>> begin Dataset records

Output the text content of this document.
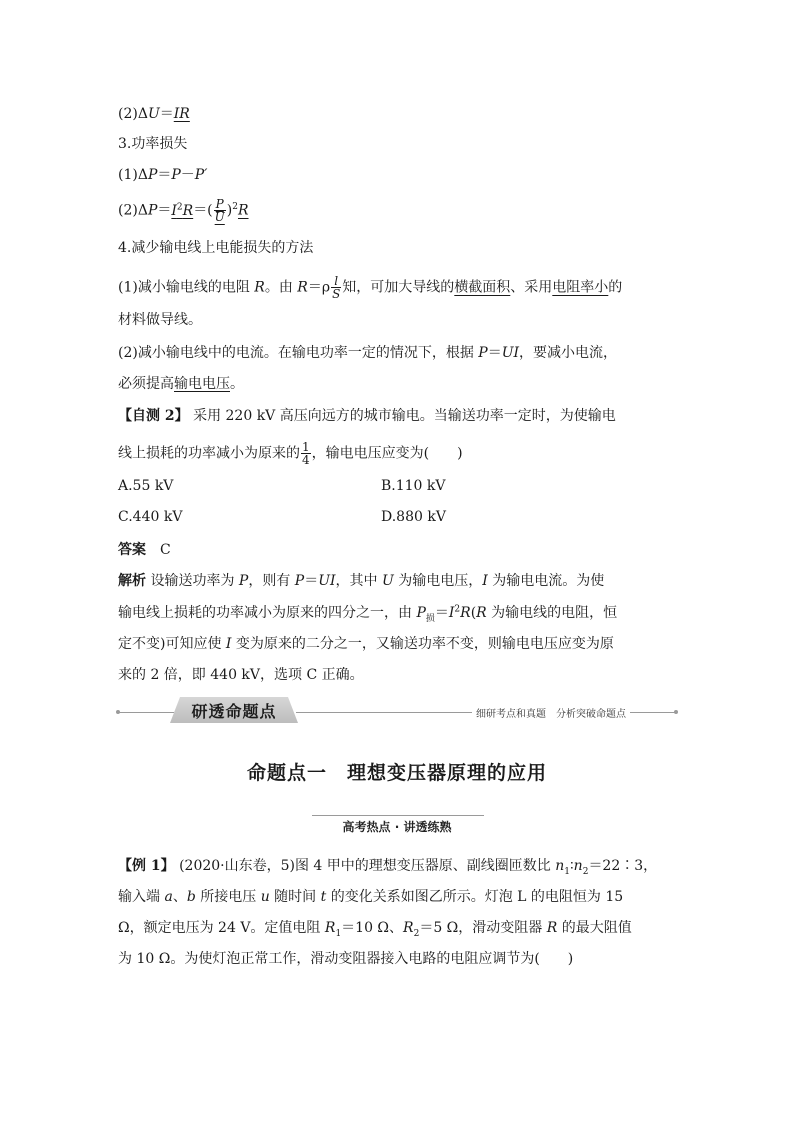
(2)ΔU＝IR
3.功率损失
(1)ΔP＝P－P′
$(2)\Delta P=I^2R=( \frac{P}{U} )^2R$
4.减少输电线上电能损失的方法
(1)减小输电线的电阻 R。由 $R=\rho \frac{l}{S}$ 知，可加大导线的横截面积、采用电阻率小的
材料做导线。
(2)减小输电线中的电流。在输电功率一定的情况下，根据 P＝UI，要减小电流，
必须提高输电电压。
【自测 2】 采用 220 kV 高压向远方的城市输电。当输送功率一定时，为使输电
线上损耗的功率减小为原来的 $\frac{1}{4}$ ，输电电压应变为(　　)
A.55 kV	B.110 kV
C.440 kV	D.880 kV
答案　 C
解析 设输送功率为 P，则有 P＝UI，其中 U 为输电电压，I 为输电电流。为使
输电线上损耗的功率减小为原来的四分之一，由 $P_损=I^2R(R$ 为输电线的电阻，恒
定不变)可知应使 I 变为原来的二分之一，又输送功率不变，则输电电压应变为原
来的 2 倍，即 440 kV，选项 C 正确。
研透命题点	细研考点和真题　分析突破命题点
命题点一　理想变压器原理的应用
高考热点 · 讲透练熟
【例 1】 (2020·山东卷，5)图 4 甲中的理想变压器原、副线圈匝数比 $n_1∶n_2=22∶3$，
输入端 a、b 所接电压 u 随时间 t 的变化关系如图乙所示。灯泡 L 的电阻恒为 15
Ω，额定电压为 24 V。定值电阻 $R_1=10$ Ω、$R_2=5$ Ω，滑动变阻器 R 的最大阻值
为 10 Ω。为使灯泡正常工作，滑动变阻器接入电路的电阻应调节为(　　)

>> end Dataset records

Output every entry verbatim. Pictures do not belong in the copy.

Output the text content of this document.
(2)ΔU＝IR
3.功率损失
(1)ΔP＝P－P′
$(2)\Delta P=I^2R=( \frac{P}{U} )^2R$
4.减少输电线上电能损失的方法
(1)减小输电线的电阻 R。由 $R=\rho \frac{l}{S}$ 知，可加大导线的横截面积、采用电阻率小的
材料做导线。
(2)减小输电线中的电流。在输电功率一定的情况下，根据 P＝UI，要减小电流，
必须提高输电电压。
【自测 2】 采用 220 kV 高压向远方的城市输电。当输送功率一定时，为使输电
线上损耗的功率减小为原来的 $\frac{1}{4}$ ，输电电压应变为(　　)
A.55 kV	B.110 kV
C.440 kV	D.880 kV
答案　 C
解析 设输送功率为 P，则有 P＝UI，其中 U 为输电电压，I 为输电电流。为使
输电线上损耗的功率减小为原来的四分之一，由 $P_损=I^2R(R$ 为输电线的电阻，恒
定不变)可知应使 I 变为原来的二分之一，又输送功率不变，则输电电压应变为原
来的 2 倍，即 440 kV，选项 C 正确。
研透命题点	细研考点和真题　分析突破命题点
命题点一　理想变压器原理的应用
高考热点 · 讲透练熟
【例 1】 (2020·山东卷，5)图 4 甲中的理想变压器原、副线圈匝数比 $n_1∶n_2=22∶3$，
输入端 a、b 所接电压 u 随时间 t 的变化关系如图乙所示。灯泡 L 的电阻恒为 15
Ω，额定电压为 24 V。定值电阻 $R_1=10$ Ω、$R_2=5$ Ω，滑动变阻器 R 的最大阻值
为 10 Ω。为使灯泡正常工作，滑动变阻器接入电路的电阻应调节为(　　)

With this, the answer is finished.